** BEGIN **

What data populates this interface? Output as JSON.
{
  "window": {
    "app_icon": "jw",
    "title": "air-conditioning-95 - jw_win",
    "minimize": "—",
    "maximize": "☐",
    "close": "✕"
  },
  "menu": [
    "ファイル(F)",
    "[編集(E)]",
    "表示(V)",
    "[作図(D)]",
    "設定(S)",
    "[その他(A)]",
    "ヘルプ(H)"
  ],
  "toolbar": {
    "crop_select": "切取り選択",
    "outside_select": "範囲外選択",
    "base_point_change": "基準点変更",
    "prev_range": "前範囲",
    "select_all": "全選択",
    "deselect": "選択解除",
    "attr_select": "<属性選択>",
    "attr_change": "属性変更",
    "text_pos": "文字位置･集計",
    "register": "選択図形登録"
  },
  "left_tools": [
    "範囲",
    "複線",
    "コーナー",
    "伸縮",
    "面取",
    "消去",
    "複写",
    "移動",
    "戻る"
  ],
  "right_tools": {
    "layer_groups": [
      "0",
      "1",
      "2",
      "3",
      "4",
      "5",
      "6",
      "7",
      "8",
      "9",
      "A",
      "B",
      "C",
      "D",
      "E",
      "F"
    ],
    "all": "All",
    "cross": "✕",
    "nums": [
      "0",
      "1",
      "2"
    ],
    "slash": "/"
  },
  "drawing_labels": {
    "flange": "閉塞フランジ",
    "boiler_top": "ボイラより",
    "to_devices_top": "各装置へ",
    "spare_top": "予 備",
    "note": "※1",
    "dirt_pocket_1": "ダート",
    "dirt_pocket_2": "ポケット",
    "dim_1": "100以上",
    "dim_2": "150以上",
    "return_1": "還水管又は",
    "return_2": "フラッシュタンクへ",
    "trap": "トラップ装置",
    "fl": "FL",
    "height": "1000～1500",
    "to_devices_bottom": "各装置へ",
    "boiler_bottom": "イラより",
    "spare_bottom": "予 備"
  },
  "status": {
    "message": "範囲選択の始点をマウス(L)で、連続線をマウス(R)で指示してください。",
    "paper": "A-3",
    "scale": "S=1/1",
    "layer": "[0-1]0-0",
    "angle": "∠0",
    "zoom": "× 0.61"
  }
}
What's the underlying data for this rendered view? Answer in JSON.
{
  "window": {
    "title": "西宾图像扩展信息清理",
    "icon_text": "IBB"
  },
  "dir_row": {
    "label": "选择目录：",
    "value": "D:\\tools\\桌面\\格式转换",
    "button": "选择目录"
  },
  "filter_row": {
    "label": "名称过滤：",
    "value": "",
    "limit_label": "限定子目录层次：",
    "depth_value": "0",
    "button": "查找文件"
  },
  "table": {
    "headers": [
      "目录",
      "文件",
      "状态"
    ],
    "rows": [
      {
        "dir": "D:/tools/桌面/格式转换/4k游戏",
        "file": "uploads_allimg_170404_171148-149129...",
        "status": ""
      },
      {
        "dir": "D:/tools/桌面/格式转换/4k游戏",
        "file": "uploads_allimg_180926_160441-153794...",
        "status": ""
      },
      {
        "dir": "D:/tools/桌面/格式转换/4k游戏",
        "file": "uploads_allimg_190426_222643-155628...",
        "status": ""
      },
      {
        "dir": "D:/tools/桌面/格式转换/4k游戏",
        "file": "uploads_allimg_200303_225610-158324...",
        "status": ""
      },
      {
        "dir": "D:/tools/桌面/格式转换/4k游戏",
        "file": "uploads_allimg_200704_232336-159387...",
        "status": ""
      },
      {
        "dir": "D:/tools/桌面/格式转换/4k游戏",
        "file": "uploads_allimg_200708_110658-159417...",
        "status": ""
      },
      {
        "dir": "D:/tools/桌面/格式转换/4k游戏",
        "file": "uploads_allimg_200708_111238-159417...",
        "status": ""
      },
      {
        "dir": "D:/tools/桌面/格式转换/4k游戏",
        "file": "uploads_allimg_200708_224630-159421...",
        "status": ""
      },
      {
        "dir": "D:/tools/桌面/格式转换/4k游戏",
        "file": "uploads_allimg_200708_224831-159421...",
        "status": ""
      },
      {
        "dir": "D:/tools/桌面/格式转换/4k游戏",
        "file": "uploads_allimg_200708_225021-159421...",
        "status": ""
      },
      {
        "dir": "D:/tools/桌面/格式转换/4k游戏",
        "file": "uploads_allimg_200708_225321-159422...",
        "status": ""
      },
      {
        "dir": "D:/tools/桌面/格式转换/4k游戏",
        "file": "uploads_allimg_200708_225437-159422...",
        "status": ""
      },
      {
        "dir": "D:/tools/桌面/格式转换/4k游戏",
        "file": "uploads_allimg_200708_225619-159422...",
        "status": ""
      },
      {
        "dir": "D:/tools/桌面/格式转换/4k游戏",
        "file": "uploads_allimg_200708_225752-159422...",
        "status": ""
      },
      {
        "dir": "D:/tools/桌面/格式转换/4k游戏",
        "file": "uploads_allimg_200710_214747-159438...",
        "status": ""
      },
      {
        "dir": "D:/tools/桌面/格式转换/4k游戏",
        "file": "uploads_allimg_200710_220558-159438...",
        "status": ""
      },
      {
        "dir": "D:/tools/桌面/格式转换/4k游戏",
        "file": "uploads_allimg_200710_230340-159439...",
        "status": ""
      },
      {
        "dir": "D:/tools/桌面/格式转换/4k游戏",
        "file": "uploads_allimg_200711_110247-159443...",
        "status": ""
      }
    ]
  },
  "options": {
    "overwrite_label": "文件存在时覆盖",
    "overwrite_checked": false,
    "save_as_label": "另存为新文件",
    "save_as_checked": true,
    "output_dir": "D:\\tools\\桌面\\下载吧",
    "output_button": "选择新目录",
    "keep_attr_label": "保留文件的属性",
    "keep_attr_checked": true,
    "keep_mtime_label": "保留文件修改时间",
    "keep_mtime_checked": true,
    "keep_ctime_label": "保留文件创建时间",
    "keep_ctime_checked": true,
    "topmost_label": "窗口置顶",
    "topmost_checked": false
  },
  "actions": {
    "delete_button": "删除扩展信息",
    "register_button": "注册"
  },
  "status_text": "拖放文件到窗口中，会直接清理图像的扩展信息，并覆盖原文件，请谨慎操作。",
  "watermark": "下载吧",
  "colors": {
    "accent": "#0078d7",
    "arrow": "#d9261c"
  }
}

** END **

# What to produce
Write out the entire listing exactly.

# Output for this task
What data populates this interface? Output as JSON.
{
  "window": {
    "app_icon": "jw",
    "title": "air-conditioning-95 - jw_win",
    "minimize": "—",
    "maximize": "☐",
    "close": "✕"
  },
  "menu": [
    "ファイル(F)",
    "[編集(E)]",
    "表示(V)",
    "[作図(D)]",
    "設定(S)",
    "[その他(A)]",
    "ヘルプ(H)"
  ],
  "toolbar": {
    "crop_select": "切取り選択",
    "outside_select": "範囲外選択",
    "base_point_change": "基準点変更",
    "prev_range": "前範囲",
    "select_all": "全選択",
    "deselect": "選択解除",
    "attr_select": "<属性選択>",
    "attr_change": "属性変更",
    "text_pos": "文字位置･集計",
    "register": "選択図形登録"
  },
  "left_tools": [
    "範囲",
    "複線",
    "コーナー",
    "伸縮",
    "面取",
    "消去",
    "複写",
    "移動",
    "戻る"
  ],
  "right_tools": {
    "layer_groups": [
      "0",
      "1",
      "2",
      "3",
      "4",
      "5",
      "6",
      "7",
      "8",
      "9",
      "A",
      "B",
      "C",
      "D",
      "E",
      "F"
    ],
    "all": "All",
    "cross": "✕",
    "nums": [
      "0",
      "1",
      "2"
    ],
    "slash": "/"
  },
  "drawing_labels": {
    "flange": "閉塞フランジ",
    "boiler_top": "ボイラより",
    "to_devices_top": "各装置へ",
    "spare_top": "予 備",
    "note": "※1",
    "dirt_pocket_1": "ダート",
    "dirt_pocket_2": "ポケット",
    "dim_1": "100以上",
    "dim_2": "150以上",
    "return_1": "還水管又は",
    "return_2": "フラッシュタンクへ",
    "trap": "トラップ装置",
    "fl": "FL",
    "height": "1000～1500",
    "to_devices_bottom": "各装置へ",
    "boiler_bottom": "イラより",
    "spare_bottom": "予 備"
  },
  "status": {
    "message": "範囲選択の始点をマウス(L)で、連続線をマウス(R)で指示してください。",
    "paper": "A-3",
    "scale": "S=1/1",
    "layer": "[0-1]0-0",
    "angle": "∠0",
    "zoom": "× 0.61"
  }
}
What's the underlying data for this rendered view? Answer in JSON.
{
  "window": {
    "title": "西宾图像扩展信息清理",
    "icon_text": "IBB"
  },
  "dir_row": {
    "label": "选择目录：",
    "value": "D:\\tools\\桌面\\格式转换",
    "button": "选择目录"
  },
  "filter_row": {
    "label": "名称过滤：",
    "value": "",
    "limit_label": "限定子目录层次：",
    "depth_value": "0",
    "button": "查找文件"
  },
  "table": {
    "headers": [
      "目录",
      "文件",
      "状态"
    ],
    "rows": [
      {
        "dir": "D:/tools/桌面/格式转换/4k游戏",
        "file": "uploads_allimg_170404_171148-149129...",
        "status": ""
      },
      {
        "dir": "D:/tools/桌面/格式转换/4k游戏",
        "file": "uploads_allimg_180926_160441-153794...",
        "status": ""
      },
      {
        "dir": "D:/tools/桌面/格式转换/4k游戏",
        "file": "uploads_allimg_190426_222643-155628...",
        "status": ""
      },
      {
        "dir": "D:/tools/桌面/格式转换/4k游戏",
        "file": "uploads_allimg_200303_225610-158324...",
        "status": ""
      },
      {
        "dir": "D:/tools/桌面/格式转换/4k游戏",
        "file": "uploads_allimg_200704_232336-159387...",
        "status": ""
      },
      {
        "dir": "D:/tools/桌面/格式转换/4k游戏",
        "file": "uploads_allimg_200708_110658-159417...",
        "status": ""
      },
      {
        "dir": "D:/tools/桌面/格式转换/4k游戏",
        "file": "uploads_allimg_200708_111238-159417...",
        "status": ""
      },
      {
        "dir": "D:/tools/桌面/格式转换/4k游戏",
        "file": "uploads_allimg_200708_224630-159421...",
        "status": ""
      },
      {
        "dir": "D:/tools/桌面/格式转换/4k游戏",
        "file": "uploads_allimg_200708_224831-159421...",
        "status": ""
      },
      {
        "dir": "D:/tools/桌面/格式转换/4k游戏",
        "file": "uploads_allimg_200708_225021-159421...",
        "status": ""
      },
      {
        "dir": "D:/tools/桌面/格式转换/4k游戏",
        "file": "uploads_allimg_200708_225321-159422...",
        "status": ""
      },
      {
        "dir": "D:/tools/桌面/格式转换/4k游戏",
        "file": "uploads_allimg_200708_225437-159422...",
        "status": ""
      },
      {
        "dir": "D:/tools/桌面/格式转换/4k游戏",
        "file": "uploads_allimg_200708_225619-159422...",
        "status": ""
      },
      {
        "dir": "D:/tools/桌面/格式转换/4k游戏",
        "file": "uploads_allimg_200708_225752-159422...",
        "status": ""
      },
      {
        "dir": "D:/tools/桌面/格式转换/4k游戏",
        "file": "uploads_allimg_200710_214747-159438...",
        "status": ""
      },
      {
        "dir": "D:/tools/桌面/格式转换/4k游戏",
        "file": "uploads_allimg_200710_220558-159438...",
        "status": ""
      },
      {
        "dir": "D:/tools/桌面/格式转换/4k游戏",
        "file": "uploads_allimg_200710_230340-159439...",
        "status": ""
      },
      {
        "dir": "D:/tools/桌面/格式转换/4k游戏",
        "file": "uploads_allimg_200711_110247-159443...",
        "status": ""
      }
    ]
  },
  "options": {
    "overwrite_label": "文件存在时覆盖",
    "overwrite_checked": false,
    "save_as_label": "另存为新文件",
    "save_as_checked": true,
    "output_dir": "D:\\tools\\桌面\\下载吧",
    "output_button": "选择新目录",
    "keep_attr_label": "保留文件的属性",
    "keep_attr_checked": true,
    "keep_mtime_label": "保留文件修改时间",
    "keep_mtime_checked": true,
    "keep_ctime_label": "保留文件创建时间",
    "keep_ctime_checked": true,
    "topmost_label": "窗口置顶",
    "topmost_checked": false
  },
  "actions": {
    "delete_button": "删除扩展信息",
    "register_button": "注册"
  },
  "status_text": "拖放文件到窗口中，会直接清理图像的扩展信息，并覆盖原文件，请谨慎操作。",
  "watermark": "下载吧",
  "colors": {
    "accent": "#0078d7",
    "arrow": "#d9261c"
  }
}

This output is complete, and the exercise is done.